[Records about charts and figures]
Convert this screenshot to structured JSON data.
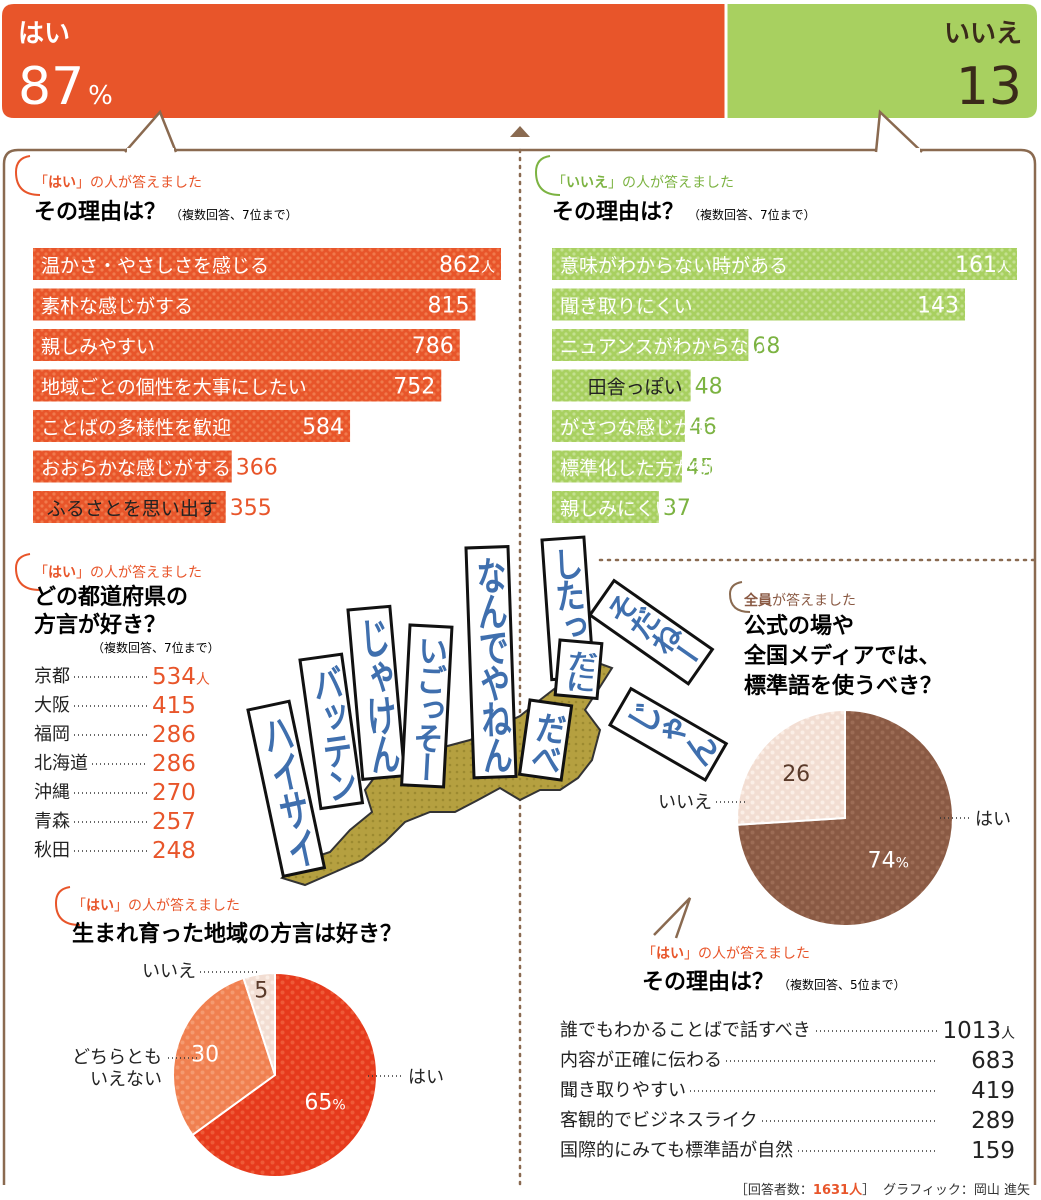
{
  "header": {
    "yes": {
      "label": "はい",
      "value": "87",
      "unit": "%"
    },
    "no": {
      "label": "いいえ",
      "value": "13"
    }
  },
  "sections": {
    "yes_reasons": {
      "lead_q": "はい",
      "lead_rest": "の人が答えました",
      "title": "その理由は？",
      "note": "（複数回答、7位まで）"
    },
    "no_reasons": {
      "lead_q": "いいえ",
      "lead_rest": "の人が答えました",
      "title": "その理由は？",
      "note": "（複数回答、7位まで）"
    },
    "pref": {
      "lead_q": "はい",
      "lead_rest": "の人が答えました",
      "title1": "どの都道府県の",
      "title2": "方言が好き？",
      "note": "（複数回答、7位まで）"
    },
    "hometown": {
      "lead_q": "はい",
      "lead_rest": "の人が答えました",
      "title": "生まれ育った地域の方言は好き？"
    },
    "standard": {
      "lead_q": "全員",
      "lead_rest": "が答えました",
      "title1": "公式の場や",
      "title2": "全国メディアでは、",
      "title3": "標準語を使うべき？"
    },
    "standard_reasons": {
      "lead_q": "はい",
      "lead_rest": "の人が答えました",
      "title": "その理由は？",
      "note": "（複数回答、5位まで）"
    }
  },
  "dialect_words": [
    "ハイサイ",
    "バッテン",
    "じゃけん",
    "いごっそー",
    "なんでやねん",
    "したっけ",
    "だに",
    "だべ",
    "そだねー",
    "じゃん"
  ],
  "footer": {
    "prefix": "［回答者数：",
    "count": "1631",
    "unit": "人",
    "suffix": "］",
    "credit": "グラフィック：岡山 進矢"
  },
  "colors": {
    "orange": "#e8552a",
    "orange_light": "#f08050",
    "green": "#a8d060",
    "green_dark": "#7cb342",
    "brown": "#8a5a44",
    "pink": "#f2ddd2",
    "gray_dot": "#8a6a50"
  },
  "chart_data": [
    {
      "type": "bar",
      "title": "その理由は？",
      "categories": [
        "温かさ・やさしさを感じる",
        "素朴な感じがする",
        "親しみやすい",
        "地域ごとの個性を大事にしたい",
        "ことばの多様性を歓迎",
        "おおらかな感じがする",
        "ふるさとを思い出す"
      ],
      "values": [
        862,
        815,
        786,
        752,
        584,
        366,
        355
      ],
      "unit": "人"
    },
    {
      "type": "bar",
      "title": "その理由は？",
      "categories": [
        "意味がわからない時がある",
        "聞き取りにくい",
        "ニュアンスがわからない",
        "田舎っぽい",
        "がさつな感じがする",
        "標準化した方が効率的",
        "親しみにくい"
      ],
      "values": [
        161,
        143,
        68,
        48,
        46,
        45,
        37
      ],
      "unit": "人"
    },
    {
      "type": "table",
      "title": "どの都道府県の方言が好き？",
      "categories": [
        "京都",
        "大阪",
        "福岡",
        "北海道",
        "沖縄",
        "青森",
        "秋田"
      ],
      "values": [
        534,
        415,
        286,
        286,
        270,
        257,
        248
      ],
      "unit": "人"
    },
    {
      "type": "pie",
      "title": "生まれ育った地域の方言は好き？",
      "categories": [
        "はい",
        "どちらとも\nいえない",
        "いいえ"
      ],
      "values": [
        65,
        30,
        5
      ],
      "unit": "%"
    },
    {
      "type": "pie",
      "title": "標準語を使うべき？",
      "categories": [
        "はい",
        "いいえ"
      ],
      "values": [
        74,
        26
      ],
      "unit": "%"
    },
    {
      "type": "table",
      "title": "その理由は？",
      "categories": [
        "誰でもわかることばで話すべき",
        "内容が正確に伝わる",
        "聞き取りやすい",
        "客観的でビジネスライク",
        "国際的にみても標準語が自然"
      ],
      "values": [
        1013,
        683,
        419,
        289,
        159
      ],
      "unit": "人"
    }
  ]
}
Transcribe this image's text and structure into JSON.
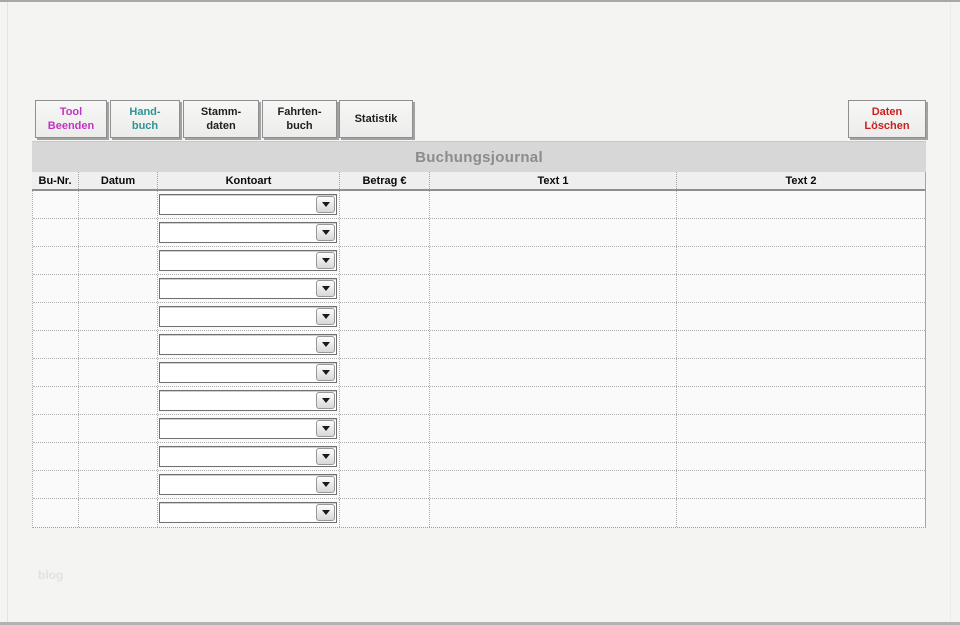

WHAT TO WORK ON: Pull out every line containing "JSON".

RESPONSE:
Convert this screenshot to structured JSON data.
Transcribe this image's text and structure into JSON.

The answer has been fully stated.